═════ Extracted information ═════
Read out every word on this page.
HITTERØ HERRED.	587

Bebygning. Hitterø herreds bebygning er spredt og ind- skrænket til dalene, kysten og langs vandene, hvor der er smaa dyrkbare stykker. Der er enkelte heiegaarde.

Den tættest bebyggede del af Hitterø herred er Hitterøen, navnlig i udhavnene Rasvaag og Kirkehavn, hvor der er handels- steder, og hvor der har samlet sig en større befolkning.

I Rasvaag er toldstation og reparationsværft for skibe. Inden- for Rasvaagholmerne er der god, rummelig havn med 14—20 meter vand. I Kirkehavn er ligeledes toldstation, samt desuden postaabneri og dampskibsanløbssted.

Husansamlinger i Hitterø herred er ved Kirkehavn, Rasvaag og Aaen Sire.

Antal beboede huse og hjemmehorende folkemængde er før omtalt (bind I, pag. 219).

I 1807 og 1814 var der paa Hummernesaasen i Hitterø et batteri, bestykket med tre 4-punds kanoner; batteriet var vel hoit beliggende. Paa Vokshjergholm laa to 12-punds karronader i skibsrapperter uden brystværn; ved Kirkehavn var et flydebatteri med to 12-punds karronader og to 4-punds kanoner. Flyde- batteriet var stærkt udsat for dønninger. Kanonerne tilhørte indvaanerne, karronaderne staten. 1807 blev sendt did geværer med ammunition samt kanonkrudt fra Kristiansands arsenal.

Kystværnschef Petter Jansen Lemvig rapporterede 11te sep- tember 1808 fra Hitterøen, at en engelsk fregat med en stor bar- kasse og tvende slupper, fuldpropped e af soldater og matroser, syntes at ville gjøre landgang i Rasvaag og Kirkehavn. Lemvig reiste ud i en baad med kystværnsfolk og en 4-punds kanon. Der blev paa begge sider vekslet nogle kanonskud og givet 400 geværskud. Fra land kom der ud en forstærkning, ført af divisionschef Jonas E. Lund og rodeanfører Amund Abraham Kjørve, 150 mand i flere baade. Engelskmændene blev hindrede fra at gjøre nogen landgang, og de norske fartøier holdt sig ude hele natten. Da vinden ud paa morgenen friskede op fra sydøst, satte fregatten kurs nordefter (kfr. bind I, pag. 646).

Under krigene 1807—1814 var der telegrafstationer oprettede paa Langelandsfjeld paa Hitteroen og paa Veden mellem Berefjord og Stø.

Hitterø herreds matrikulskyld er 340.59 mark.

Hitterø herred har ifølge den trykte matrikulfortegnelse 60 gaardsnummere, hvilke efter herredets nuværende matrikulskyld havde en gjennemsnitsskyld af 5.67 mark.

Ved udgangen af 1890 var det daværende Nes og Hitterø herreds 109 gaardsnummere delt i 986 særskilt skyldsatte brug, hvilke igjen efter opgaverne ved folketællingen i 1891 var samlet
═════
**Task instructions**.
Copy out every line where the word "herreds" occurs.

**Exercise answer**.
Bebygning. Hitterø herreds bebygning er spredt og ind- skrænket til dalene, kysten og langs vandene, hvor der er smaa dyrkbare stykker. Der er enkelte heiegaarde.
Hitterø herreds matrikulskyld er 340.59 mark.
Ved udgangen af 1890 var det daværende Nes og Hitterø herreds 109 gaardsnummere delt i 986 særskilt skyldsatte brug, hvilke igjen efter opgaverne ved folketællingen i 1891 var samlet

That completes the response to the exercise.